## Exercise description
Your task is to extract every line from the material below exactly.
** Start of Records to use **
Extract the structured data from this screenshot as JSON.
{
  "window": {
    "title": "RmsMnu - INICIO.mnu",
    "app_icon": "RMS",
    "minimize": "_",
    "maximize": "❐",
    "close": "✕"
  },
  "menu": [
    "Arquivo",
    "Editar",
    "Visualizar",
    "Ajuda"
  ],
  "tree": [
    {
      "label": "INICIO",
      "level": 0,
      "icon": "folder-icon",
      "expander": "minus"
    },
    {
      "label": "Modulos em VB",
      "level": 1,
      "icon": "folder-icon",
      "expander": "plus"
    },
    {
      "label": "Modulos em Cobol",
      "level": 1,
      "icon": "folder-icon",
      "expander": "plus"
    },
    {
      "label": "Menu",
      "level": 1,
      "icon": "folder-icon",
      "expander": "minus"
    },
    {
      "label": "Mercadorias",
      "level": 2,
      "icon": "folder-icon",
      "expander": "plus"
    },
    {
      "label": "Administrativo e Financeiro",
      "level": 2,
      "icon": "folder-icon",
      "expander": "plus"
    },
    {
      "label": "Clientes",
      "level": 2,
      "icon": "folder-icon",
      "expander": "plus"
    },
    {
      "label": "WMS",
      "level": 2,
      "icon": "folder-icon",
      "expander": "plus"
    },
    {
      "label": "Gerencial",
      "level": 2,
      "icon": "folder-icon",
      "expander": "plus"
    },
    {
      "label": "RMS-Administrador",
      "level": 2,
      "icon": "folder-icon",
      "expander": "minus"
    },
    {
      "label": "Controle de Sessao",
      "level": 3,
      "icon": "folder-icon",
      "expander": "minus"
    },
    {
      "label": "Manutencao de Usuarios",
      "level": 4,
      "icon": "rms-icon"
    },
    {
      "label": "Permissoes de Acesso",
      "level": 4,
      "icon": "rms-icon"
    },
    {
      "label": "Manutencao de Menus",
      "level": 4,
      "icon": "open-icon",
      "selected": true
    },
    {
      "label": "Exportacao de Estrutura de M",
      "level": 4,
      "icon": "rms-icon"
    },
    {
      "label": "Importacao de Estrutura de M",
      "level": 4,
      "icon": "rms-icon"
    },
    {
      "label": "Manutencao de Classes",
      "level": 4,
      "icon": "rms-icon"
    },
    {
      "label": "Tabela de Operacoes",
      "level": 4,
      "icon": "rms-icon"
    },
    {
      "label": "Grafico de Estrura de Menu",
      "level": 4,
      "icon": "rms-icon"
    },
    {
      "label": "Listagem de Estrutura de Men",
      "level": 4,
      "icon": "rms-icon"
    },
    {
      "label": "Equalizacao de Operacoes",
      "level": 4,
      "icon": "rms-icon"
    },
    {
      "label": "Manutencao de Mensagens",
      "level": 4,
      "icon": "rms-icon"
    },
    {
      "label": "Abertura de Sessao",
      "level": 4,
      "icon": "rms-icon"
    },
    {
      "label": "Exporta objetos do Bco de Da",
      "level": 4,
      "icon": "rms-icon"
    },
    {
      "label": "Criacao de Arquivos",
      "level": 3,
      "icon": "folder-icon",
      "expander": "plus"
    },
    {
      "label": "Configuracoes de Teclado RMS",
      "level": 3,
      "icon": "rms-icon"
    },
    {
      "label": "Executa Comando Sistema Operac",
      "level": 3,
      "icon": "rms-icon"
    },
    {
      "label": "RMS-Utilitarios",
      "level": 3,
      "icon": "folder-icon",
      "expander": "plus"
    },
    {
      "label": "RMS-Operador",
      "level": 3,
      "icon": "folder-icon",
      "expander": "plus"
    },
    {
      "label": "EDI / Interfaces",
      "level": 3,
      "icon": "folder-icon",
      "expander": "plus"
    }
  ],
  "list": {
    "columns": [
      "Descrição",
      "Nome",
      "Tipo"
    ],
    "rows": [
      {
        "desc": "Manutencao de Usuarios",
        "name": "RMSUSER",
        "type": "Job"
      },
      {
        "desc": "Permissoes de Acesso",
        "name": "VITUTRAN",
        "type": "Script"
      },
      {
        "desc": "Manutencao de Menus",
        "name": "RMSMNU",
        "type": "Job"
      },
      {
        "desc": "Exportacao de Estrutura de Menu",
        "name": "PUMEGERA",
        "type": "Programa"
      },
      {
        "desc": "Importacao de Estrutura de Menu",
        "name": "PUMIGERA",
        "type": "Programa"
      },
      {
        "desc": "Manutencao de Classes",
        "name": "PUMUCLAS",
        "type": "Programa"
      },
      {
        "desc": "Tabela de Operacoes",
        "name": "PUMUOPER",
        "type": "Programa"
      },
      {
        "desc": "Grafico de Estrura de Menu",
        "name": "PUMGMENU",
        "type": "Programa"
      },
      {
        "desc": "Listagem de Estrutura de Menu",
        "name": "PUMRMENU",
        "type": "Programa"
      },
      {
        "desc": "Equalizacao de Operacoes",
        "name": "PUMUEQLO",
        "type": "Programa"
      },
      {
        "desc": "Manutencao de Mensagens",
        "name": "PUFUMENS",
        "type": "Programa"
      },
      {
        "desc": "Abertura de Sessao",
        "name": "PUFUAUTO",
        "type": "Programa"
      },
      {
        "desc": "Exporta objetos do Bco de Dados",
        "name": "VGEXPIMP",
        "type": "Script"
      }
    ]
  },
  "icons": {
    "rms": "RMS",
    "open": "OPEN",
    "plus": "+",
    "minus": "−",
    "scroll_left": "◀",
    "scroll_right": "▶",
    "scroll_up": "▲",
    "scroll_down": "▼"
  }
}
** End of Records to use **
## The solution
Extract the structured data from this screenshot as JSON.
{
  "window": {
    "title": "RmsMnu - INICIO.mnu",
    "app_icon": "RMS",
    "minimize": "_",
    "maximize": "❐",
    "close": "✕"
  },
  "menu": [
    "Arquivo",
    "Editar",
    "Visualizar",
    "Ajuda"
  ],
  "tree": [
    {
      "label": "INICIO",
      "level": 0,
      "icon": "folder-icon",
      "expander": "minus"
    },
    {
      "label": "Modulos em VB",
      "level": 1,
      "icon": "folder-icon",
      "expander": "plus"
    },
    {
      "label": "Modulos em Cobol",
      "level": 1,
      "icon": "folder-icon",
      "expander": "plus"
    },
    {
      "label": "Menu",
      "level": 1,
      "icon": "folder-icon",
      "expander": "minus"
    },
    {
      "label": "Mercadorias",
      "level": 2,
      "icon": "folder-icon",
      "expander": "plus"
    },
    {
      "label": "Administrativo e Financeiro",
      "level": 2,
      "icon": "folder-icon",
      "expander": "plus"
    },
    {
      "label": "Clientes",
      "level": 2,
      "icon": "folder-icon",
      "expander": "plus"
    },
    {
      "label": "WMS",
      "level": 2,
      "icon": "folder-icon",
      "expander": "plus"
    },
    {
      "label": "Gerencial",
      "level": 2,
      "icon": "folder-icon",
      "expander": "plus"
    },
    {
      "label": "RMS-Administrador",
      "level": 2,
      "icon": "folder-icon",
      "expander": "minus"
    },
    {
      "label": "Controle de Sessao",
      "level": 3,
      "icon": "folder-icon",
      "expander": "minus"
    },
    {
      "label": "Manutencao de Usuarios",
      "level": 4,
      "icon": "rms-icon"
    },
    {
      "label": "Permissoes de Acesso",
      "level": 4,
      "icon": "rms-icon"
    },
    {
      "label": "Manutencao de Menus",
      "level": 4,
      "icon": "open-icon",
      "selected": true
    },
    {
      "label": "Exportacao de Estrutura de M",
      "level": 4,
      "icon": "rms-icon"
    },
    {
      "label": "Importacao de Estrutura de M",
      "level": 4,
      "icon": "rms-icon"
    },
    {
      "label": "Manutencao de Classes",
      "level": 4,
      "icon": "rms-icon"
    },
    {
      "label": "Tabela de Operacoes",
      "level": 4,
      "icon": "rms-icon"
    },
    {
      "label": "Grafico de Estrura de Menu",
      "level": 4,
      "icon": "rms-icon"
    },
    {
      "label": "Listagem de Estrutura de Men",
      "level": 4,
      "icon": "rms-icon"
    },
    {
      "label": "Equalizacao de Operacoes",
      "level": 4,
      "icon": "rms-icon"
    },
    {
      "label": "Manutencao de Mensagens",
      "level": 4,
      "icon": "rms-icon"
    },
    {
      "label": "Abertura de Sessao",
      "level": 4,
      "icon": "rms-icon"
    },
    {
      "label": "Exporta objetos do Bco de Da",
      "level": 4,
      "icon": "rms-icon"
    },
    {
      "label": "Criacao de Arquivos",
      "level": 3,
      "icon": "folder-icon",
      "expander": "plus"
    },
    {
      "label": "Configuracoes de Teclado RMS",
      "level": 3,
      "icon": "rms-icon"
    },
    {
      "label": "Executa Comando Sistema Operac",
      "level": 3,
      "icon": "rms-icon"
    },
    {
      "label": "RMS-Utilitarios",
      "level": 3,
      "icon": "folder-icon",
      "expander": "plus"
    },
    {
      "label": "RMS-Operador",
      "level": 3,
      "icon": "folder-icon",
      "expander": "plus"
    },
    {
      "label": "EDI / Interfaces",
      "level": 3,
      "icon": "folder-icon",
      "expander": "plus"
    }
  ],
  "list": {
    "columns": [
      "Descrição",
      "Nome",
      "Tipo"
    ],
    "rows": [
      {
        "desc": "Manutencao de Usuarios",
        "name": "RMSUSER",
        "type": "Job"
      },
      {
        "desc": "Permissoes de Acesso",
        "name": "VITUTRAN",
        "type": "Script"
      },
      {
        "desc": "Manutencao de Menus",
        "name": "RMSMNU",
        "type": "Job"
      },
      {
        "desc": "Exportacao de Estrutura de Menu",
        "name": "PUMEGERA",
        "type": "Programa"
      },
      {
        "desc": "Importacao de Estrutura de Menu",
        "name": "PUMIGERA",
        "type": "Programa"
      },
      {
        "desc": "Manutencao de Classes",
        "name": "PUMUCLAS",
        "type": "Programa"
      },
      {
        "desc": "Tabela de Operacoes",
        "name": "PUMUOPER",
        "type": "Programa"
      },
      {
        "desc": "Grafico de Estrura de Menu",
        "name": "PUMGMENU",
        "type": "Programa"
      },
      {
        "desc": "Listagem de Estrutura de Menu",
        "name": "PUMRMENU",
        "type": "Programa"
      },
      {
        "desc": "Equalizacao de Operacoes",
        "name": "PUMUEQLO",
        "type": "Programa"
      },
      {
        "desc": "Manutencao de Mensagens",
        "name": "PUFUMENS",
        "type": "Programa"
      },
      {
        "desc": "Abertura de Sessao",
        "name": "PUFUAUTO",
        "type": "Programa"
      },
      {
        "desc": "Exporta objetos do Bco de Dados",
        "name": "VGEXPIMP",
        "type": "Script"
      }
    ]
  },
  "icons": {
    "rms": "RMS",
    "open": "OPEN",
    "plus": "+",
    "minus": "−",
    "scroll_left": "◀",
    "scroll_right": "▶",
    "scroll_up": "▲",
    "scroll_down": "▼"
  }
}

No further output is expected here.